__WHAT IS BEING ASKED__.
Using the listing below, copy every line that mentions "this".

- - - - -

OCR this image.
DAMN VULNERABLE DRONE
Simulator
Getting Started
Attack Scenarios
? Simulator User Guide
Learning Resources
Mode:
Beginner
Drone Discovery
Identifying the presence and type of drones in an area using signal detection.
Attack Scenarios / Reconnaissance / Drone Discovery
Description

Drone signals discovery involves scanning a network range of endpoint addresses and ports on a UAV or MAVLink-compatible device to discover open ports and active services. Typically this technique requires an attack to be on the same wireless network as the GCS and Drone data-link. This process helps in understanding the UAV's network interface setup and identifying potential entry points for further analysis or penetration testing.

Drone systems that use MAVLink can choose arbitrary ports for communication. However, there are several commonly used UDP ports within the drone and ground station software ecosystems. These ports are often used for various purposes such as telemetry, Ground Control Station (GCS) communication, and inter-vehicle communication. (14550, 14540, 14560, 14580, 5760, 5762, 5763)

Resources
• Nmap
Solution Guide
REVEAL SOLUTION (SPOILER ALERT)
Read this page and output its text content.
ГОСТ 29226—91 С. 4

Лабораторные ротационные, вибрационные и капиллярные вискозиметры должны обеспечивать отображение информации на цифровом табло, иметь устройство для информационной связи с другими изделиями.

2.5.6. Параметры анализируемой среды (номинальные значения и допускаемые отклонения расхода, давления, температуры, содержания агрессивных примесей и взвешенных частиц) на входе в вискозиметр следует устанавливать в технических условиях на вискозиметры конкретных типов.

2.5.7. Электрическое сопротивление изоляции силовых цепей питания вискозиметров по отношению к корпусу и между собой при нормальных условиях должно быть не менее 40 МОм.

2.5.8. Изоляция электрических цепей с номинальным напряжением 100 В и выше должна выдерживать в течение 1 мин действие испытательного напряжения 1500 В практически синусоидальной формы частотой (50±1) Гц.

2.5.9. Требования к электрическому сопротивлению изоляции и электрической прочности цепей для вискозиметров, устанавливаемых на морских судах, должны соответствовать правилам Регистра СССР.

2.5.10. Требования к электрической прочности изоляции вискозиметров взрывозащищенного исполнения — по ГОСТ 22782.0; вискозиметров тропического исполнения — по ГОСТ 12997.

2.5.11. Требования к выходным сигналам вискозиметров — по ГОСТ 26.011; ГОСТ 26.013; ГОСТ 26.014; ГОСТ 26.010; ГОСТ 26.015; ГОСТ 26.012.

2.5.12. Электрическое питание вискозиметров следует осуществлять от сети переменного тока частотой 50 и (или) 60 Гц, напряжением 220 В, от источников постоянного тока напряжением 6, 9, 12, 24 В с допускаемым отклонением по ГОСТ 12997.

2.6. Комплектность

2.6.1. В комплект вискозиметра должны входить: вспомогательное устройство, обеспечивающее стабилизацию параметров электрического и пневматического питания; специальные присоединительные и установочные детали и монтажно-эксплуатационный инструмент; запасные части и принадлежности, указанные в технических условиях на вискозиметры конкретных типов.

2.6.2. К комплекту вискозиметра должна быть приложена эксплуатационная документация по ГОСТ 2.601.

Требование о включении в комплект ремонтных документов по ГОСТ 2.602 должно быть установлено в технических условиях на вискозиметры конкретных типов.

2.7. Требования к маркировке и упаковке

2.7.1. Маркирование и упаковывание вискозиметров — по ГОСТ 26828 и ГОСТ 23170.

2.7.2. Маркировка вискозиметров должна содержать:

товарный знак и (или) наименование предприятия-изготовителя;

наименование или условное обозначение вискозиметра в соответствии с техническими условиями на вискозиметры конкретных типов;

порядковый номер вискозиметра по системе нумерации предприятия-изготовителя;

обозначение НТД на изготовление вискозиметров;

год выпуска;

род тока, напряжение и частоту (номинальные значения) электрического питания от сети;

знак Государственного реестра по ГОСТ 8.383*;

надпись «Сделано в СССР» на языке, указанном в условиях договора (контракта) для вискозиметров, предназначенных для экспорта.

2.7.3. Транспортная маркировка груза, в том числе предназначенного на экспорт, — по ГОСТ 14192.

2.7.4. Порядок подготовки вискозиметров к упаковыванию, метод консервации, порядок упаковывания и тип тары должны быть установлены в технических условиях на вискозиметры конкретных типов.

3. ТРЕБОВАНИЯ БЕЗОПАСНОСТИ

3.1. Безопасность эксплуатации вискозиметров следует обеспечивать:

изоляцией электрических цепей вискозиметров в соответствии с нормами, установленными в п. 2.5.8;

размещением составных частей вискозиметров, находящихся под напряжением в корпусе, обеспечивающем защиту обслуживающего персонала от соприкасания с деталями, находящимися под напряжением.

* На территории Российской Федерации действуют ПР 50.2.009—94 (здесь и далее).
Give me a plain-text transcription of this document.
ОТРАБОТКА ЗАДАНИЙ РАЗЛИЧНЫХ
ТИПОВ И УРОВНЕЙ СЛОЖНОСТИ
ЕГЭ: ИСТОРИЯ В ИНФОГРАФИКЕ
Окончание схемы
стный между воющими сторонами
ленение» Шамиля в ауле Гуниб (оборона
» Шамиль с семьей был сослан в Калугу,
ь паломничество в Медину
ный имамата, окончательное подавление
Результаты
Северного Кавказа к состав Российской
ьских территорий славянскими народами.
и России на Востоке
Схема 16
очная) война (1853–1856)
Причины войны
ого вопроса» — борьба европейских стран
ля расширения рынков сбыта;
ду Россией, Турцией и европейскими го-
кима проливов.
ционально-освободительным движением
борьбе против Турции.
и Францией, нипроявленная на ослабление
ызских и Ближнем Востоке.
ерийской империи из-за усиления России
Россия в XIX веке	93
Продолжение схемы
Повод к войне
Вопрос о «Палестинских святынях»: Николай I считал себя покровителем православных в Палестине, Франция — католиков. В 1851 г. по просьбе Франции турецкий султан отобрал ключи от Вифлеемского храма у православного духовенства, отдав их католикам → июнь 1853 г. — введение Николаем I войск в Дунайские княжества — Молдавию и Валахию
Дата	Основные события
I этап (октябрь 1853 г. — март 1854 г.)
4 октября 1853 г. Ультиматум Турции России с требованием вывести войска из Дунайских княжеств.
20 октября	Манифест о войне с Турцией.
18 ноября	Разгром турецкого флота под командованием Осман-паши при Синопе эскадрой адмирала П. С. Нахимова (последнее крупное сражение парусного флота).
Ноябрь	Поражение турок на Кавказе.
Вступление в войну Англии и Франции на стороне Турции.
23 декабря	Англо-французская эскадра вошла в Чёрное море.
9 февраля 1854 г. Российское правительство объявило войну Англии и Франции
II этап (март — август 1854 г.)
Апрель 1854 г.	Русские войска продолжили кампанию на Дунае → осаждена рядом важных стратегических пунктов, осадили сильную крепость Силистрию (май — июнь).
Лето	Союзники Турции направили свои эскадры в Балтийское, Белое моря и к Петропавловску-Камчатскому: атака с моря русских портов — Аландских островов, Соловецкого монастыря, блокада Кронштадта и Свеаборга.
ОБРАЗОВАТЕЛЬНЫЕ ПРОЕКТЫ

- - - - -

__OUTPUT OF THE TASK__.
OCR this image.
Drone signals discovery involves scanning a network range of endpoint addresses and ports on a UAV or MAVLink-compatible device to discover open ports and active services. Typically this technique requires an attack to be on the same wireless network as the GCS and Drone data-link. This process helps in understanding the UAV's network interface setup and identifying potential entry points for further analysis or penetration testing.
Read this page and output its text content.
Give me a plain-text transcription of this document.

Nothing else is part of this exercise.